▸ **THE PROBLEM**
Transcribe the listing that follows in full, omitting pictures.

Stored data
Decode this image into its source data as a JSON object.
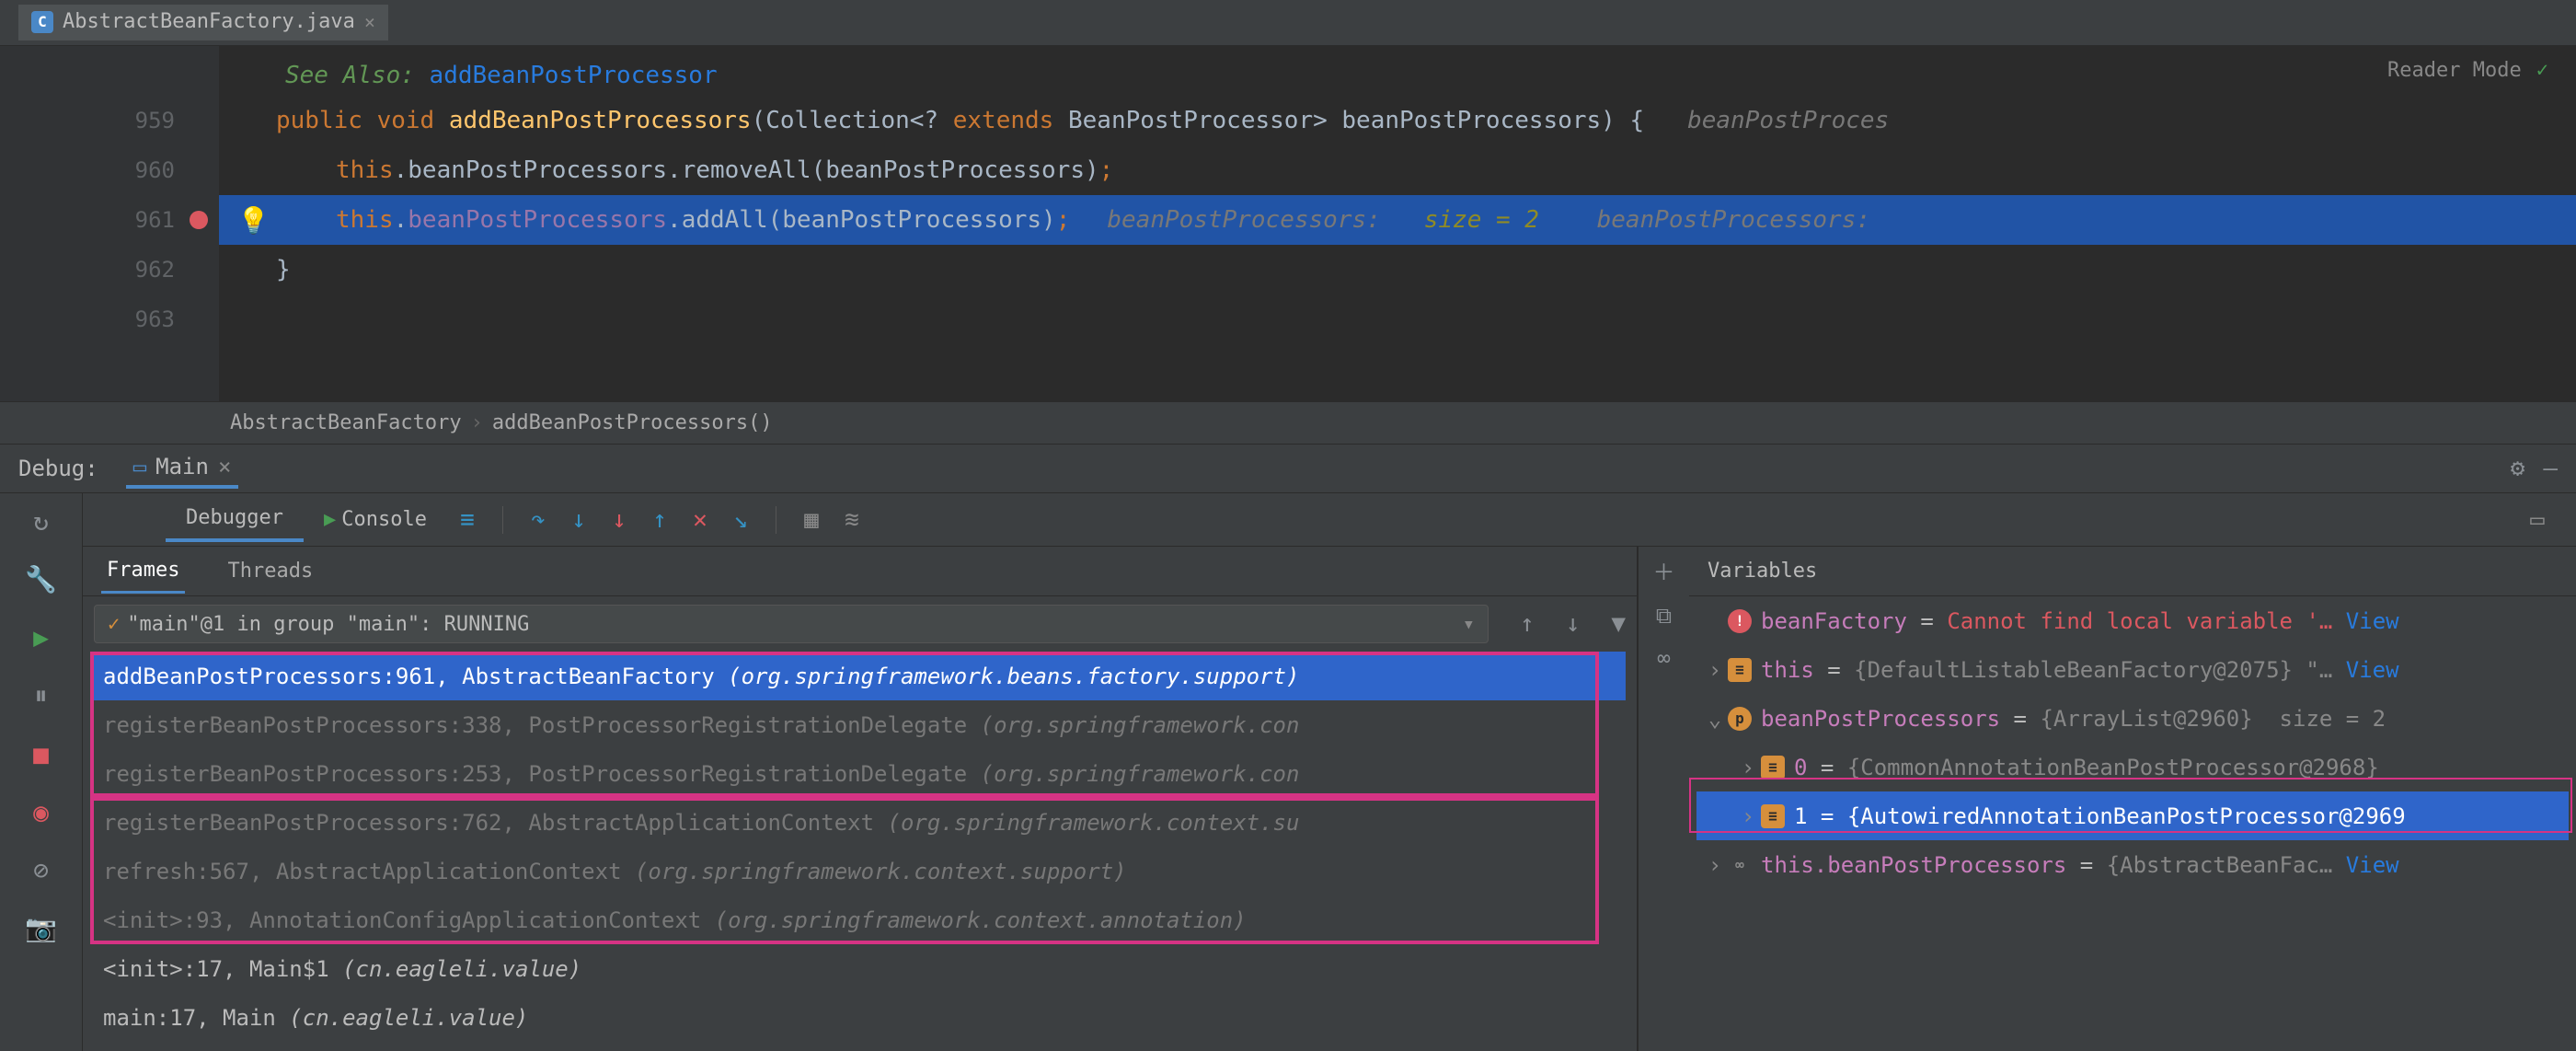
{
  "fileTab": {
    "name": "AbstractBeanFactory.java",
    "icon": "C"
  },
  "readerMode": "Reader Mode",
  "gutterLines": [
    "959",
    "960",
    "961",
    "962",
    "963"
  ],
  "code": {
    "seeAlso": "See Also: ",
    "seeAlsoLink": "addBeanPostProcessor",
    "l959_kw1": "public ",
    "l959_kw2": "void ",
    "l959_fn": "addBeanPostProcessors",
    "l959_sig1": "(Collection<? ",
    "l959_kw3": "extends ",
    "l959_sig2": "BeanPostProcessor> beanPostProcessors) {   ",
    "l959_hint": "beanPostProces",
    "l960_kw": "this",
    "l960_rest": ".beanPostProcessors.removeAll(beanPostProcessors)",
    "l960_semi": ";",
    "l961_kw": "this",
    "l961_dot": ".",
    "l961_field": "beanPostProcessors",
    "l961_dot2": ".",
    "l961_fn": "addAll",
    "l961_args": "(beanPostProcessors)",
    "l961_semi": ";",
    "l961_hint1": "beanPostProcessors:   ",
    "l961_hint2": "size = 2",
    "l961_hint3": "    beanPostProcessors: ",
    "l962": "}"
  },
  "breadcrumb": {
    "class": "AbstractBeanFactory",
    "method": "addBeanPostProcessors()"
  },
  "debug": {
    "title": "Debug:",
    "runConfig": "Main",
    "tabs": {
      "debugger": "Debugger",
      "console": "Console"
    },
    "paneTabs": {
      "frames": "Frames",
      "threads": "Threads",
      "variables": "Variables"
    },
    "threadSelector": "\"main\"@1 in group \"main\": RUNNING",
    "frames": [
      {
        "method": "addBeanPostProcessors:961, ",
        "cls": "AbstractBeanFactory ",
        "pkg": "(org.springframework.beans.factory.support)",
        "selected": true
      },
      {
        "method": "registerBeanPostProcessors:338, ",
        "cls": "PostProcessorRegistrationDelegate ",
        "pkg": "(org.springframework.con",
        "dimmed": true
      },
      {
        "method": "registerBeanPostProcessors:253, ",
        "cls": "PostProcessorRegistrationDelegate ",
        "pkg": "(org.springframework.con",
        "dimmed": true
      },
      {
        "method": "registerBeanPostProcessors:762, ",
        "cls": "AbstractApplicationContext ",
        "pkg": "(org.springframework.context.su",
        "dimmed": true
      },
      {
        "method": "refresh:567, ",
        "cls": "AbstractApplicationContext ",
        "pkg": "(org.springframework.context.support)",
        "dimmed": true
      },
      {
        "method": "<init>:93, ",
        "cls": "AnnotationConfigApplicationContext ",
        "pkg": "(org.springframework.context.annotation)",
        "dimmed": true
      },
      {
        "method": "<init>:17, ",
        "cls": "Main$1 ",
        "pkg": "(cn.eagleli.value)",
        "dimmed": false
      },
      {
        "method": "main:17, ",
        "cls": "Main ",
        "pkg": "(cn.eagleli.value)",
        "dimmed": false
      }
    ],
    "vars": [
      {
        "indent": 0,
        "exp": "",
        "icon": "stop",
        "iconSym": "!",
        "name": "beanFactory",
        "eq": " = ",
        "valClass": "var-err",
        "val": "Cannot find local variable '… ",
        "view": "View"
      },
      {
        "indent": 0,
        "exp": "›",
        "icon": "struct",
        "iconSym": "≡",
        "name": "this",
        "eq": " = ",
        "val": "{DefaultListableBeanFactory@2075} \"… ",
        "view": "View"
      },
      {
        "indent": 0,
        "exp": "⌄",
        "icon": "param",
        "iconSym": "p",
        "name": "beanPostProcessors",
        "eq": " = ",
        "val": "{ArrayList@2960}  size = 2"
      },
      {
        "indent": 1,
        "exp": "›",
        "icon": "struct",
        "iconSym": "≡",
        "name": "0",
        "eq": " = ",
        "val": "{CommonAnnotationBeanPostProcessor@2968}"
      },
      {
        "indent": 1,
        "exp": "›",
        "icon": "struct",
        "iconSym": "≡",
        "name": "1",
        "eq": " = ",
        "val": "{AutowiredAnnotationBeanPostProcessor@2969",
        "selected": true
      },
      {
        "indent": 0,
        "exp": "›",
        "icon": "field",
        "iconSym": "∞",
        "name": "this.beanPostProcessors",
        "eq": " = ",
        "val": "{AbstractBeanFac… ",
        "view": "View"
      }
    ]
  }
}
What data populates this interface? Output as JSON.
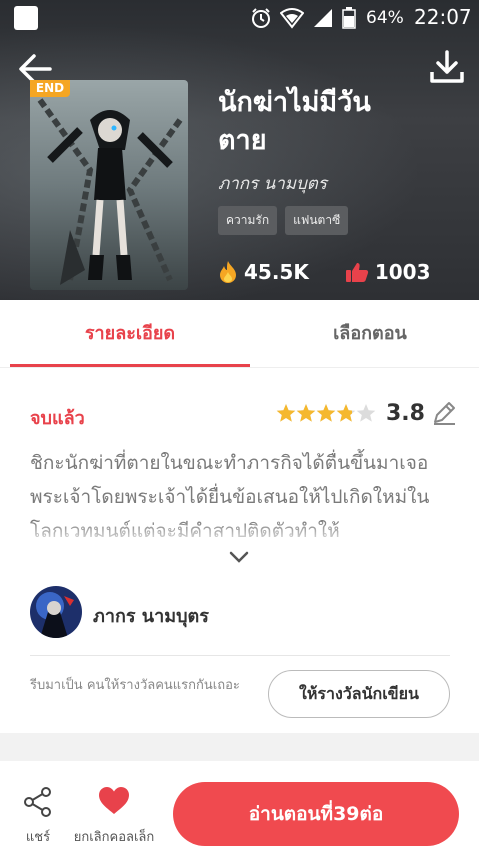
{
  "status_bar": {
    "battery": "64%",
    "time": "22:07"
  },
  "book": {
    "end_badge": "END",
    "title": "นักฆ่าไม่มีวันตาย",
    "author": "ภากร นามบุตร",
    "tags": [
      "ความรัก",
      "แฟนตาซี"
    ],
    "views": "45.5K",
    "likes": "1003"
  },
  "tabs": {
    "detail": "รายละเอียด",
    "chapters": "เลือกตอน"
  },
  "detail": {
    "status": "จบแล้ว",
    "rating": "3.8",
    "rating_stars": 3.8,
    "synopsis": "ชิกะนักฆ่าที่ตายในขณะทำภารกิจได้ตื่นขึ้นมาเจอพระเจ้าโดยพระเจ้าได้ยื่นข้อเสนอให้ไปเกิดใหม่ในโลกเวทมนต์แต่จะมีคำสาปติดตัวทำให้"
  },
  "author_section": {
    "name": "ภากร นามบุตร",
    "reward_text": "รีบมาเป็น คนให้รางวัลคนแรกกันเถอะ",
    "reward_button": "ให้รางวัลนักเขียน"
  },
  "bottom_bar": {
    "share": "แชร์",
    "favorite": "ยกเลิกคอลเล็ก",
    "read": "อ่านตอนที่39ต่อ"
  },
  "colors": {
    "accent": "#e8424b",
    "read_button": "#f04a4f",
    "badge": "#f5a623",
    "star": "#f5b82e"
  }
}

▸ **SOLUTION TO THE PROBLEM**
Decode this image into its source data as a JSON object.
{
  "fileTab": {
    "name": "AbstractBeanFactory.java",
    "icon": "C"
  },
  "readerMode": "Reader Mode",
  "gutterLines": [
    "959",
    "960",
    "961",
    "962",
    "963"
  ],
  "code": {
    "seeAlso": "See Also: ",
    "seeAlsoLink": "addBeanPostProcessor",
    "l959_kw1": "public ",
    "l959_kw2": "void ",
    "l959_fn": "addBeanPostProcessors",
    "l959_sig1": "(Collection<? ",
    "l959_kw3": "extends ",
    "l959_sig2": "BeanPostProcessor> beanPostProcessors) {   ",
    "l959_hint": "beanPostProces",
    "l960_kw": "this",
    "l960_rest": ".beanPostProcessors.removeAll(beanPostProcessors)",
    "l960_semi": ";",
    "l961_kw": "this",
    "l961_dot": ".",
    "l961_field": "beanPostProcessors",
    "l961_dot2": ".",
    "l961_fn": "addAll",
    "l961_args": "(beanPostProcessors)",
    "l961_semi": ";",
    "l961_hint1": "beanPostProcessors:   ",
    "l961_hint2": "size = 2",
    "l961_hint3": "    beanPostProcessors: ",
    "l962": "}"
  },
  "breadcrumb": {
    "class": "AbstractBeanFactory",
    "method": "addBeanPostProcessors()"
  },
  "debug": {
    "title": "Debug:",
    "runConfig": "Main",
    "tabs": {
      "debugger": "Debugger",
      "console": "Console"
    },
    "paneTabs": {
      "frames": "Frames",
      "threads": "Threads",
      "variables": "Variables"
    },
    "threadSelector": "\"main\"@1 in group \"main\": RUNNING",
    "frames": [
      {
        "method": "addBeanPostProcessors:961, ",
        "cls": "AbstractBeanFactory ",
        "pkg": "(org.springframework.beans.factory.support)",
        "selected": true
      },
      {
        "method": "registerBeanPostProcessors:338, ",
        "cls": "PostProcessorRegistrationDelegate ",
        "pkg": "(org.springframework.con",
        "dimmed": true
      },
      {
        "method": "registerBeanPostProcessors:253, ",
        "cls": "PostProcessorRegistrationDelegate ",
        "pkg": "(org.springframework.con",
        "dimmed": true
      },
      {
        "method": "registerBeanPostProcessors:762, ",
        "cls": "AbstractApplicationContext ",
        "pkg": "(org.springframework.context.su",
        "dimmed": true
      },
      {
        "method": "refresh:567, ",
        "cls": "AbstractApplicationContext ",
        "pkg": "(org.springframework.context.support)",
        "dimmed": true
      },
      {
        "method": "<init>:93, ",
        "cls": "AnnotationConfigApplicationContext ",
        "pkg": "(org.springframework.context.annotation)",
        "dimmed": true
      },
      {
        "method": "<init>:17, ",
        "cls": "Main$1 ",
        "pkg": "(cn.eagleli.value)",
        "dimmed": false
      },
      {
        "method": "main:17, ",
        "cls": "Main ",
        "pkg": "(cn.eagleli.value)",
        "dimmed": false
      }
    ],
    "vars": [
      {
        "indent": 0,
        "exp": "",
        "icon": "stop",
        "iconSym": "!",
        "name": "beanFactory",
        "eq": " = ",
        "valClass": "var-err",
        "val": "Cannot find local variable '… ",
        "view": "View"
      },
      {
        "indent": 0,
        "exp": "›",
        "icon": "struct",
        "iconSym": "≡",
        "name": "this",
        "eq": " = ",
        "val": "{DefaultListableBeanFactory@2075} \"… ",
        "view": "View"
      },
      {
        "indent": 0,
        "exp": "⌄",
        "icon": "param",
        "iconSym": "p",
        "name": "beanPostProcessors",
        "eq": " = ",
        "val": "{ArrayList@2960}  size = 2"
      },
      {
        "indent": 1,
        "exp": "›",
        "icon": "struct",
        "iconSym": "≡",
        "name": "0",
        "eq": " = ",
        "val": "{CommonAnnotationBeanPostProcessor@2968}"
      },
      {
        "indent": 1,
        "exp": "›",
        "icon": "struct",
        "iconSym": "≡",
        "name": "1",
        "eq": " = ",
        "val": "{AutowiredAnnotationBeanPostProcessor@2969",
        "selected": true
      },
      {
        "indent": 0,
        "exp": "›",
        "icon": "field",
        "iconSym": "∞",
        "name": "this.beanPostProcessors",
        "eq": " = ",
        "val": "{AbstractBeanFac… ",
        "view": "View"
      }
    ]
  }
}
What data populates this interface? Output as JSON.
{
  "status_bar": {
    "battery": "64%",
    "time": "22:07"
  },
  "book": {
    "end_badge": "END",
    "title": "นักฆ่าไม่มีวันตาย",
    "author": "ภากร นามบุตร",
    "tags": [
      "ความรัก",
      "แฟนตาซี"
    ],
    "views": "45.5K",
    "likes": "1003"
  },
  "tabs": {
    "detail": "รายละเอียด",
    "chapters": "เลือกตอน"
  },
  "detail": {
    "status": "จบแล้ว",
    "rating": "3.8",
    "rating_stars": 3.8,
    "synopsis": "ชิกะนักฆ่าที่ตายในขณะทำภารกิจได้ตื่นขึ้นมาเจอพระเจ้าโดยพระเจ้าได้ยื่นข้อเสนอให้ไปเกิดใหม่ในโลกเวทมนต์แต่จะมีคำสาปติดตัวทำให้"
  },
  "author_section": {
    "name": "ภากร นามบุตร",
    "reward_text": "รีบมาเป็น คนให้รางวัลคนแรกกันเถอะ",
    "reward_button": "ให้รางวัลนักเขียน"
  },
  "bottom_bar": {
    "share": "แชร์",
    "favorite": "ยกเลิกคอลเล็ก",
    "read": "อ่านตอนที่39ต่อ"
  },
  "colors": {
    "accent": "#e8424b",
    "read_button": "#f04a4f",
    "badge": "#f5a623",
    "star": "#f5b82e"
  }
}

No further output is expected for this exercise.